> Action item: If a line of the data contains the word "convergent", it is counted; report how many such lines there are and nothing else.

(Records from a data collection)
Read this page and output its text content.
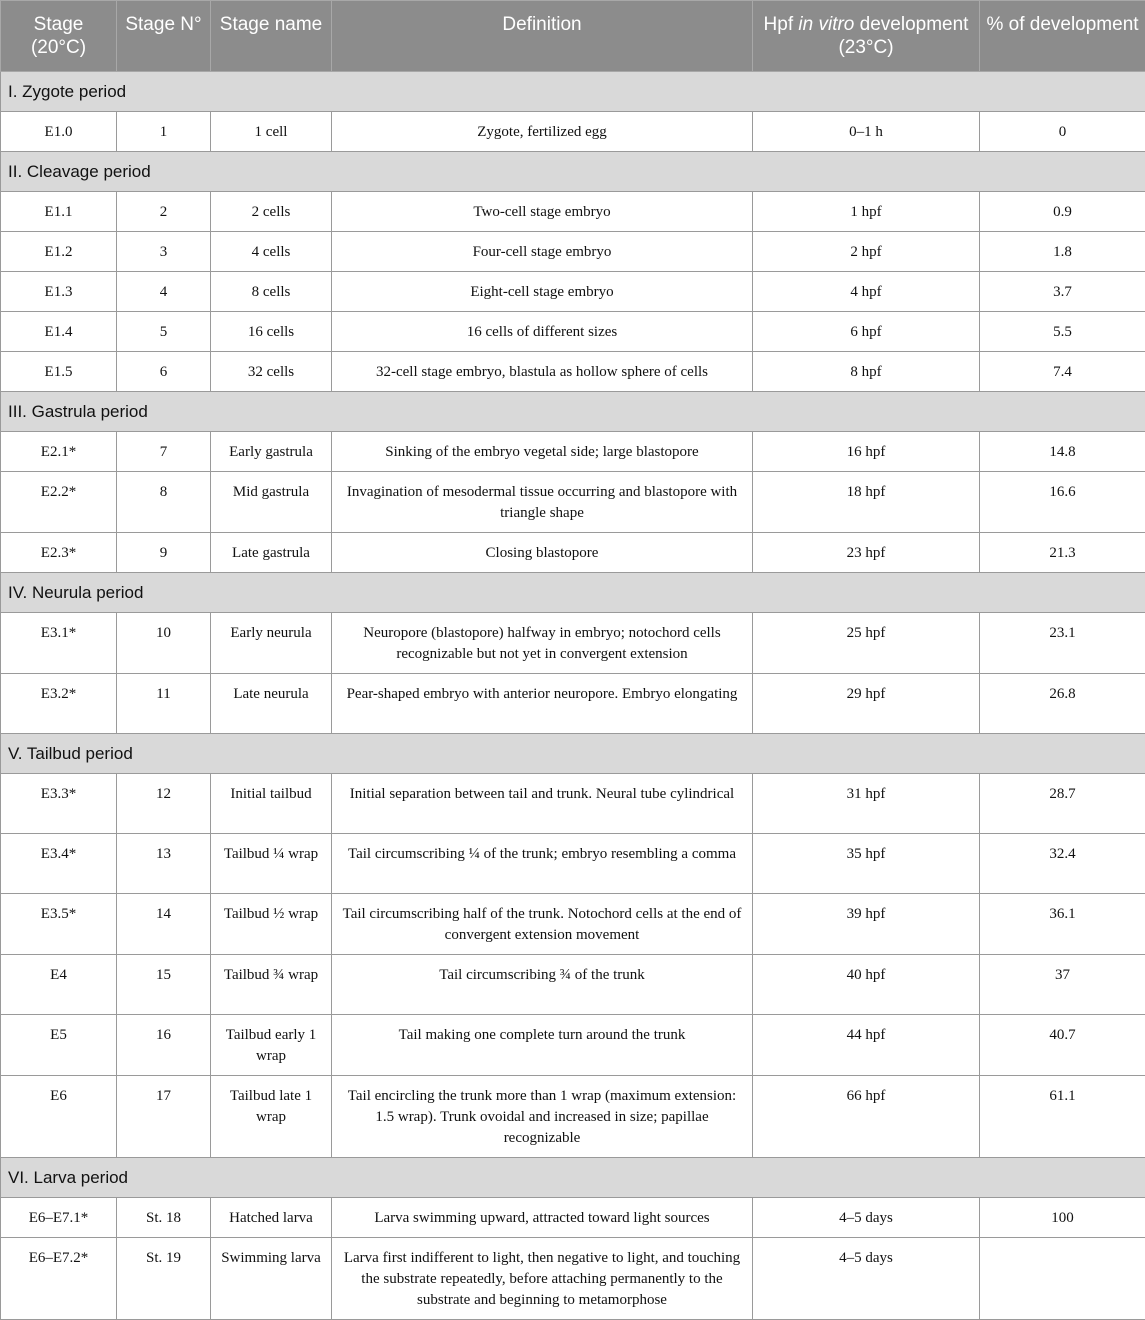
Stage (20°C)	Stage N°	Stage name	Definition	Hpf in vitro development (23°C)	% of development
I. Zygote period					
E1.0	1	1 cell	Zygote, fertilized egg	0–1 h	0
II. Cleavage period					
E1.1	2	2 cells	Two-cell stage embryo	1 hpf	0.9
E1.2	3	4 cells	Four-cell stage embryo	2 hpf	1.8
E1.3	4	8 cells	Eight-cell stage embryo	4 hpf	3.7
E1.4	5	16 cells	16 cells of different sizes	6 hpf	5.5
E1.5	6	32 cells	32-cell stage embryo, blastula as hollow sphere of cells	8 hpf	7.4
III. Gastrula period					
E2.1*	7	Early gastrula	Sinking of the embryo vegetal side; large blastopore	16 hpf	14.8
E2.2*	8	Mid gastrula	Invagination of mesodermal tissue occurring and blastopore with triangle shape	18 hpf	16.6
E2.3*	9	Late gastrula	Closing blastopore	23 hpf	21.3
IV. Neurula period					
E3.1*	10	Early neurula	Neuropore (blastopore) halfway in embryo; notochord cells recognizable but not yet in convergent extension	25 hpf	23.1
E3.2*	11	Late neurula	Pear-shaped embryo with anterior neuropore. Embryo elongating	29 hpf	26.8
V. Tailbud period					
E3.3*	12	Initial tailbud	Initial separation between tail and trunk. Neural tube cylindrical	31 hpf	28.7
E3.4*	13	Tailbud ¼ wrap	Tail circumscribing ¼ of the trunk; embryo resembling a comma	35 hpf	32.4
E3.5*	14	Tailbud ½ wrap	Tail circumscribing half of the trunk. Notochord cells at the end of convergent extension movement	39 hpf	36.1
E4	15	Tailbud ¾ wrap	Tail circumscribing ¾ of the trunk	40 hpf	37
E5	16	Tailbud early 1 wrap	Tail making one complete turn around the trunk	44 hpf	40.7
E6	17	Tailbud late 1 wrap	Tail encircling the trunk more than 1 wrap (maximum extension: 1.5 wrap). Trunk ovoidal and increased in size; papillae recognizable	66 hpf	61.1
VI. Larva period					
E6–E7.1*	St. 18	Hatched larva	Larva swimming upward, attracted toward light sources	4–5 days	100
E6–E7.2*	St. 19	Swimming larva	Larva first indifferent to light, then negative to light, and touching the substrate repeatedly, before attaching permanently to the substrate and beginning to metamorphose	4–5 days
==
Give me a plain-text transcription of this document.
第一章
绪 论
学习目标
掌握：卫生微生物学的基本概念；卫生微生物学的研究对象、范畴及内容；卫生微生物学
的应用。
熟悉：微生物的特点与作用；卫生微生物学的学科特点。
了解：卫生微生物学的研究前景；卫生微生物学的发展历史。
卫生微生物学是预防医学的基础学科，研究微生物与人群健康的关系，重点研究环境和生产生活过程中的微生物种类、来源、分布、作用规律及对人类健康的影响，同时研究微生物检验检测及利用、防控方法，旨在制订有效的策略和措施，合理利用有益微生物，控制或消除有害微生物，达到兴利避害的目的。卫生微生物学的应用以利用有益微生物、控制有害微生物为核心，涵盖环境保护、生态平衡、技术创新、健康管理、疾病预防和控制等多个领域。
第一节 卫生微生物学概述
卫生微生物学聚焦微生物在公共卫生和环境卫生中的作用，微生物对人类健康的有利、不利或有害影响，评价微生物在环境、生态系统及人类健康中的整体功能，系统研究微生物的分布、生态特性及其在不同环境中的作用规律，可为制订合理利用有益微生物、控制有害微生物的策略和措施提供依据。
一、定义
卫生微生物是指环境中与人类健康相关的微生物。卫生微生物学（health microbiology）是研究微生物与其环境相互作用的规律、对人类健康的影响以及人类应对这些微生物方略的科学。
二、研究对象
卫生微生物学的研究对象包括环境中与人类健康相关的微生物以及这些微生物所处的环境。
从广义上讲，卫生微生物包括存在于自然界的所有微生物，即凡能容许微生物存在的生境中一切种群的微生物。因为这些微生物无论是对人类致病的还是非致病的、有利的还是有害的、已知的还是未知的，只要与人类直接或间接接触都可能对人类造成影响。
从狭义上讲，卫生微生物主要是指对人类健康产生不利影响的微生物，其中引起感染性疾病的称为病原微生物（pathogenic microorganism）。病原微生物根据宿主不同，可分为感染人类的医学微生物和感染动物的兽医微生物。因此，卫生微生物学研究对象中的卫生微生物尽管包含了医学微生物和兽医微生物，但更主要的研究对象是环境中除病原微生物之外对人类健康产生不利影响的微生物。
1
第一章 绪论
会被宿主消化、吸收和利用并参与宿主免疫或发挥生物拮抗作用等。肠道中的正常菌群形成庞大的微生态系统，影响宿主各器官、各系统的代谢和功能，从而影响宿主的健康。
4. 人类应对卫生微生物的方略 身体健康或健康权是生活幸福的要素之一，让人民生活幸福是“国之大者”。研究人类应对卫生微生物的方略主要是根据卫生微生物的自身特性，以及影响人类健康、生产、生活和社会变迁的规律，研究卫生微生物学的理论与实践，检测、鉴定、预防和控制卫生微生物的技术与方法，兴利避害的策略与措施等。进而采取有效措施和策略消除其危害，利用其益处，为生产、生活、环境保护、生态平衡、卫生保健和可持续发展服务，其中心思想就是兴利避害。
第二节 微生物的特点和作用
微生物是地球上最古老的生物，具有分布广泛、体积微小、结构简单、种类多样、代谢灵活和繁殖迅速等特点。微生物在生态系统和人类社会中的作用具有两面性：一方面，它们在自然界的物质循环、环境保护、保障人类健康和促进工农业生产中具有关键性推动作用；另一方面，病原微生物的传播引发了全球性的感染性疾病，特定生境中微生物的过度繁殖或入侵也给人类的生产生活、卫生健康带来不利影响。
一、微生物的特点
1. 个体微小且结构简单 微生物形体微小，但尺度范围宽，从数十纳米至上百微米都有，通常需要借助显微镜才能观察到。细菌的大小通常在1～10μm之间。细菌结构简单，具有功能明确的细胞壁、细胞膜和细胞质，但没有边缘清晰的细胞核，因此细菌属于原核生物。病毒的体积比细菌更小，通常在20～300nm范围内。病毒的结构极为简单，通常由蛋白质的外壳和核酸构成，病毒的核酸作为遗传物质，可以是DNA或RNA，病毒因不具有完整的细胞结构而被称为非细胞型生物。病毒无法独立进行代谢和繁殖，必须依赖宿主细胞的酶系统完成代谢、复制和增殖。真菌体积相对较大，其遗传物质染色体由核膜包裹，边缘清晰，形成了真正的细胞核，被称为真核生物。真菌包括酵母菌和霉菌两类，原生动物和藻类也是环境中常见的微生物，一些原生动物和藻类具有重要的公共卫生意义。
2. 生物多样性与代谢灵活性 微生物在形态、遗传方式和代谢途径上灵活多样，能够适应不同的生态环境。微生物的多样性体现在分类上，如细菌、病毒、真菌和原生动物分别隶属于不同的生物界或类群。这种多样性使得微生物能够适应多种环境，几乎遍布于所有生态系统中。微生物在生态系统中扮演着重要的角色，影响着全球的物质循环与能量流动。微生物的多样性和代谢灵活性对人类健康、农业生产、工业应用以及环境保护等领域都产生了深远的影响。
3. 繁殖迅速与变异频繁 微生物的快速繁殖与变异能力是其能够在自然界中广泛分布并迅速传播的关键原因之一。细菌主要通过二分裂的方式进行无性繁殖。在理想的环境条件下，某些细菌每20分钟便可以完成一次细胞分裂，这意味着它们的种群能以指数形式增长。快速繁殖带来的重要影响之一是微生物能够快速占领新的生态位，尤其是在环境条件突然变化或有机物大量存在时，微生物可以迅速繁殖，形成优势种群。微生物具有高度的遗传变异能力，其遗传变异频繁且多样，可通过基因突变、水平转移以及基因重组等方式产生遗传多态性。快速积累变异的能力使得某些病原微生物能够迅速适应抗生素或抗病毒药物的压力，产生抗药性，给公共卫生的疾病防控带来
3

> Response for this exercise: 2